┌──
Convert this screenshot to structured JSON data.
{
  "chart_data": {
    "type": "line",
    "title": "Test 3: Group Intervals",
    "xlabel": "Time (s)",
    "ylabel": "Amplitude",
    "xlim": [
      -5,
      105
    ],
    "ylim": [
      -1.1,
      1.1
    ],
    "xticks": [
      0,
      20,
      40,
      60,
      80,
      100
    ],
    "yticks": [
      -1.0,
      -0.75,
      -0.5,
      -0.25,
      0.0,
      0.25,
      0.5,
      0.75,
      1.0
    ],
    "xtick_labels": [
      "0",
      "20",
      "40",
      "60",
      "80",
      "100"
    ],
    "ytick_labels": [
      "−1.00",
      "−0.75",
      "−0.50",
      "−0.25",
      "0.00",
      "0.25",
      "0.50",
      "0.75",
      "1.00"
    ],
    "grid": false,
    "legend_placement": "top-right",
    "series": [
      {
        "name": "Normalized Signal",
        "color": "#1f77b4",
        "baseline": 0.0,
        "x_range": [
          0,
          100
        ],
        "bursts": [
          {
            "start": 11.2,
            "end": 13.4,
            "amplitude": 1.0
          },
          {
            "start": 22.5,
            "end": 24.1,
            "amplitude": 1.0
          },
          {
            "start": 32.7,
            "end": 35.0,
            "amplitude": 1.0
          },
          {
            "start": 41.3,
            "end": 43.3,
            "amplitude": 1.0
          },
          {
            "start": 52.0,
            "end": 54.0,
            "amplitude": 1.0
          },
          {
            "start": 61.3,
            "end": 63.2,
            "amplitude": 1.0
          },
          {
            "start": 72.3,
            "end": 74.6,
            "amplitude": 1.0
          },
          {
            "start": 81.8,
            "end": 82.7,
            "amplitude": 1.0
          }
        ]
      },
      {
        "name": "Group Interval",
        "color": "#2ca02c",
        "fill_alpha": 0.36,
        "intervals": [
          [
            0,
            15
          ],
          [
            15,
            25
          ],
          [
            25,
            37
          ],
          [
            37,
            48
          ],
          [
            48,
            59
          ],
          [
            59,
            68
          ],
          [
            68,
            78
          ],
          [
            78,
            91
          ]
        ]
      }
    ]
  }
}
└──
__What is asked__. Repeat the whole listing exactly, keeping every line intact.

__Exercise answer__.
Convert this screenshot to structured JSON data.
{
  "chart_data": {
    "type": "line",
    "title": "Test 3: Group Intervals",
    "xlabel": "Time (s)",
    "ylabel": "Amplitude",
    "xlim": [
      -5,
      105
    ],
    "ylim": [
      -1.1,
      1.1
    ],
    "xticks": [
      0,
      20,
      40,
      60,
      80,
      100
    ],
    "yticks": [
      -1.0,
      -0.75,
      -0.5,
      -0.25,
      0.0,
      0.25,
      0.5,
      0.75,
      1.0
    ],
    "xtick_labels": [
      "0",
      "20",
      "40",
      "60",
      "80",
      "100"
    ],
    "ytick_labels": [
      "−1.00",
      "−0.75",
      "−0.50",
      "−0.25",
      "0.00",
      "0.25",
      "0.50",
      "0.75",
      "1.00"
    ],
    "grid": false,
    "legend_placement": "top-right",
    "series": [
      {
        "name": "Normalized Signal",
        "color": "#1f77b4",
        "baseline": 0.0,
        "x_range": [
          0,
          100
        ],
        "bursts": [
          {
            "start": 11.2,
            "end": 13.4,
            "amplitude": 1.0
          },
          {
            "start": 22.5,
            "end": 24.1,
            "amplitude": 1.0
          },
          {
            "start": 32.7,
            "end": 35.0,
            "amplitude": 1.0
          },
          {
            "start": 41.3,
            "end": 43.3,
            "amplitude": 1.0
          },
          {
            "start": 52.0,
            "end": 54.0,
            "amplitude": 1.0
          },
          {
            "start": 61.3,
            "end": 63.2,
            "amplitude": 1.0
          },
          {
            "start": 72.3,
            "end": 74.6,
            "amplitude": 1.0
          },
          {
            "start": 81.8,
            "end": 82.7,
            "amplitude": 1.0
          }
        ]
      },
      {
        "name": "Group Interval",
        "color": "#2ca02c",
        "fill_alpha": 0.36,
        "intervals": [
          [
            0,
            15
          ],
          [
            15,
            25
          ],
          [
            25,
            37
          ],
          [
            37,
            48
          ],
          [
            48,
            59
          ],
          [
            59,
            68
          ],
          [
            68,
            78
          ],
          [
            78,
            91
          ]
        ]
      }
    ]
  }
}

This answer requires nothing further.